Available records —
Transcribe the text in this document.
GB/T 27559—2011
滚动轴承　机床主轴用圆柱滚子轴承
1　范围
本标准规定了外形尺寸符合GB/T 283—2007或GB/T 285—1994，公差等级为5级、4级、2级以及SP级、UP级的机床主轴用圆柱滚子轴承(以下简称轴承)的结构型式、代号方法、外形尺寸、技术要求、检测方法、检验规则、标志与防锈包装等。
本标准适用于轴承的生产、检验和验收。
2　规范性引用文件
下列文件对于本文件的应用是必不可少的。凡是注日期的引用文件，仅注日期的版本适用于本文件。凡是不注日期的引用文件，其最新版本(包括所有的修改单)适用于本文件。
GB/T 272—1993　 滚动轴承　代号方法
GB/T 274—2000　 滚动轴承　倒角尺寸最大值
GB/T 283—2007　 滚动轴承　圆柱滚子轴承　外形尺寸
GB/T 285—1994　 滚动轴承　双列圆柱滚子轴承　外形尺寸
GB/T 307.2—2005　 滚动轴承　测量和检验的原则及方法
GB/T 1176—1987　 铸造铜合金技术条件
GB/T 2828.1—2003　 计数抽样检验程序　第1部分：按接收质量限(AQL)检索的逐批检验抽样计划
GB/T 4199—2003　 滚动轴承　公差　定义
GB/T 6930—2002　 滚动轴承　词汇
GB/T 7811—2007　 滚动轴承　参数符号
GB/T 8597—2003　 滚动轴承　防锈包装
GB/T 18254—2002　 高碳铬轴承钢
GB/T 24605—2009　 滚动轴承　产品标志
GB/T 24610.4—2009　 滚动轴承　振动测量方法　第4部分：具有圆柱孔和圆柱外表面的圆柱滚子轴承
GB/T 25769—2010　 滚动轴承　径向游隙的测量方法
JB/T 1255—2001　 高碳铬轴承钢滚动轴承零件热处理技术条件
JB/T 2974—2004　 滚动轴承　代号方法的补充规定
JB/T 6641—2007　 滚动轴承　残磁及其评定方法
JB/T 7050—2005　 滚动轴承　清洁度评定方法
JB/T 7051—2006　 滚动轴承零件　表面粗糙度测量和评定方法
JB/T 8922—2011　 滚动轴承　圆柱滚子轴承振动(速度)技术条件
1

Task instructions — Repeat back the data above, exact to the last character.

Problem solution —
Transcribe the text in this document.
GB/T 27559—2011
滚动轴承　机床主轴用圆柱滚子轴承
1　范围
本标准规定了外形尺寸符合GB/T 283—2007或GB/T 285—1994，公差等级为5级、4级、2级以及SP级、UP级的机床主轴用圆柱滚子轴承(以下简称轴承)的结构型式、代号方法、外形尺寸、技术要求、检测方法、检验规则、标志与防锈包装等。
本标准适用于轴承的生产、检验和验收。
2　规范性引用文件
下列文件对于本文件的应用是必不可少的。凡是注日期的引用文件，仅注日期的版本适用于本文件。凡是不注日期的引用文件，其最新版本(包括所有的修改单)适用于本文件。
GB/T 272—1993　 滚动轴承　代号方法
GB/T 274—2000　 滚动轴承　倒角尺寸最大值
GB/T 283—2007　 滚动轴承　圆柱滚子轴承　外形尺寸
GB/T 285—1994　 滚动轴承　双列圆柱滚子轴承　外形尺寸
GB/T 307.2—2005　 滚动轴承　测量和检验的原则及方法
GB/T 1176—1987　 铸造铜合金技术条件
GB/T 2828.1—2003　 计数抽样检验程序　第1部分：按接收质量限(AQL)检索的逐批检验抽样计划
GB/T 4199—2003　 滚动轴承　公差　定义
GB/T 6930—2002　 滚动轴承　词汇
GB/T 7811—2007　 滚动轴承　参数符号
GB/T 8597—2003　 滚动轴承　防锈包装
GB/T 18254—2002　 高碳铬轴承钢
GB/T 24605—2009　 滚动轴承　产品标志
GB/T 24610.4—2009　 滚动轴承　振动测量方法　第4部分：具有圆柱孔和圆柱外表面的圆柱滚子轴承
GB/T 25769—2010　 滚动轴承　径向游隙的测量方法
JB/T 1255—2001　 高碳铬轴承钢滚动轴承零件热处理技术条件
JB/T 2974—2004　 滚动轴承　代号方法的补充规定
JB/T 6641—2007　 滚动轴承　残磁及其评定方法
JB/T 7050—2005　 滚动轴承　清洁度评定方法
JB/T 7051—2006　 滚动轴承零件　表面粗糙度测量和评定方法
JB/T 8922—2011　 滚动轴承　圆柱滚子轴承振动(速度)技术条件
1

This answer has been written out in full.